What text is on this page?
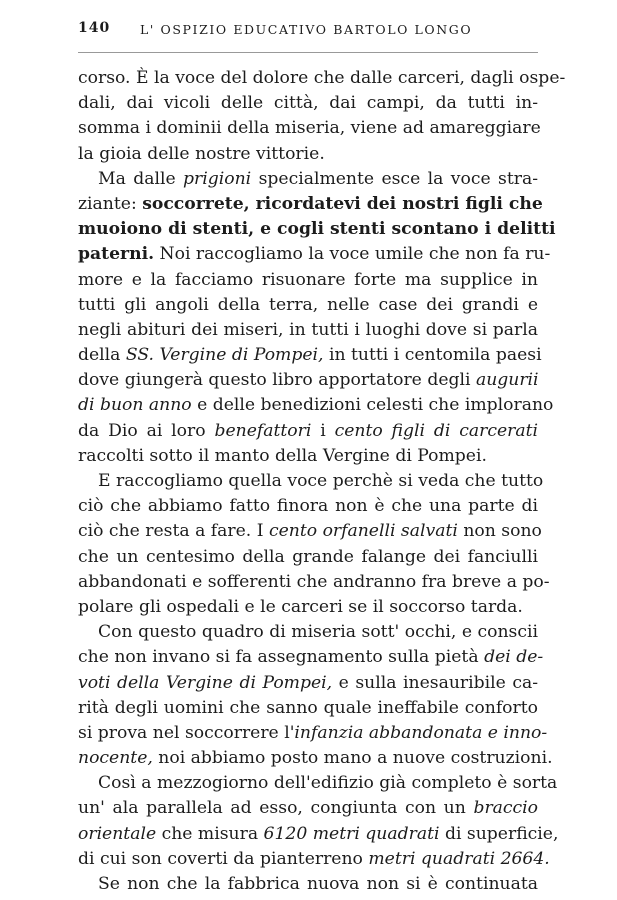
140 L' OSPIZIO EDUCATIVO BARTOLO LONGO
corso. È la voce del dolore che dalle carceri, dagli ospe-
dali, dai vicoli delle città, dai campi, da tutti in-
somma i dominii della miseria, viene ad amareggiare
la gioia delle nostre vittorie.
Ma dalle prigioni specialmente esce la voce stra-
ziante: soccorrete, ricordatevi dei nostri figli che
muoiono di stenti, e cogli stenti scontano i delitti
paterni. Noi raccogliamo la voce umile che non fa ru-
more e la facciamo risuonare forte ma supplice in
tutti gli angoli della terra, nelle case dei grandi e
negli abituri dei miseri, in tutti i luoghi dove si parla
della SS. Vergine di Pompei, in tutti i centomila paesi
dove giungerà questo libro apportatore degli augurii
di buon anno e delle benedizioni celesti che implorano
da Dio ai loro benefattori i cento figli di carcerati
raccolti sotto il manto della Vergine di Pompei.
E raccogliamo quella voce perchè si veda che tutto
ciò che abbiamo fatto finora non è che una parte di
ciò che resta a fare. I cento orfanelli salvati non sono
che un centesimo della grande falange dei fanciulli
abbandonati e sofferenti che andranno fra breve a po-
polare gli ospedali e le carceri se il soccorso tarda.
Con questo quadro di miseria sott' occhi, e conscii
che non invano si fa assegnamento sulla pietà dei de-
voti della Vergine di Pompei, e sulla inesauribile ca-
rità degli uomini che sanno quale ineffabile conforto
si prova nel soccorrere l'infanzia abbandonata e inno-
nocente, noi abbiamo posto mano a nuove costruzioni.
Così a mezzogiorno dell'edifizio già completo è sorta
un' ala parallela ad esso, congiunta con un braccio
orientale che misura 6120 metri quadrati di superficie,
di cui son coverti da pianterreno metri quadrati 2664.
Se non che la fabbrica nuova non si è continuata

## Written request
Give every line above again exactly, with no pictures.

## Answer in full
What text is on this page?
140 L' OSPIZIO EDUCATIVO BARTOLO LONGO
corso. È la voce del dolore che dalle carceri, dagli ospe-
dali, dai vicoli delle città, dai campi, da tutti in-
somma i dominii della miseria, viene ad amareggiare
la gioia delle nostre vittorie.
Ma dalle prigioni specialmente esce la voce stra-
ziante: soccorrete, ricordatevi dei nostri figli che
muoiono di stenti, e cogli stenti scontano i delitti
paterni. Noi raccogliamo la voce umile che non fa ru-
more e la facciamo risuonare forte ma supplice in
tutti gli angoli della terra, nelle case dei grandi e
negli abituri dei miseri, in tutti i luoghi dove si parla
della SS. Vergine di Pompei, in tutti i centomila paesi
dove giungerà questo libro apportatore degli augurii
di buon anno e delle benedizioni celesti che implorano
da Dio ai loro benefattori i cento figli di carcerati
raccolti sotto il manto della Vergine di Pompei.
E raccogliamo quella voce perchè si veda che tutto
ciò che abbiamo fatto finora non è che una parte di
ciò che resta a fare. I cento orfanelli salvati non sono
che un centesimo della grande falange dei fanciulli
abbandonati e sofferenti che andranno fra breve a po-
polare gli ospedali e le carceri se il soccorso tarda.
Con questo quadro di miseria sott' occhi, e conscii
che non invano si fa assegnamento sulla pietà dei de-
voti della Vergine di Pompei, e sulla inesauribile ca-
rità degli uomini che sanno quale ineffabile conforto
si prova nel soccorrere l'infanzia abbandonata e inno-
nocente, noi abbiamo posto mano a nuove costruzioni.
Così a mezzogiorno dell'edifizio già completo è sorta
un' ala parallela ad esso, congiunta con un braccio
orientale che misura 6120 metri quadrati di superficie,
di cui son coverti da pianterreno metri quadrati 2664.
Se non che la fabbrica nuova non si è continuata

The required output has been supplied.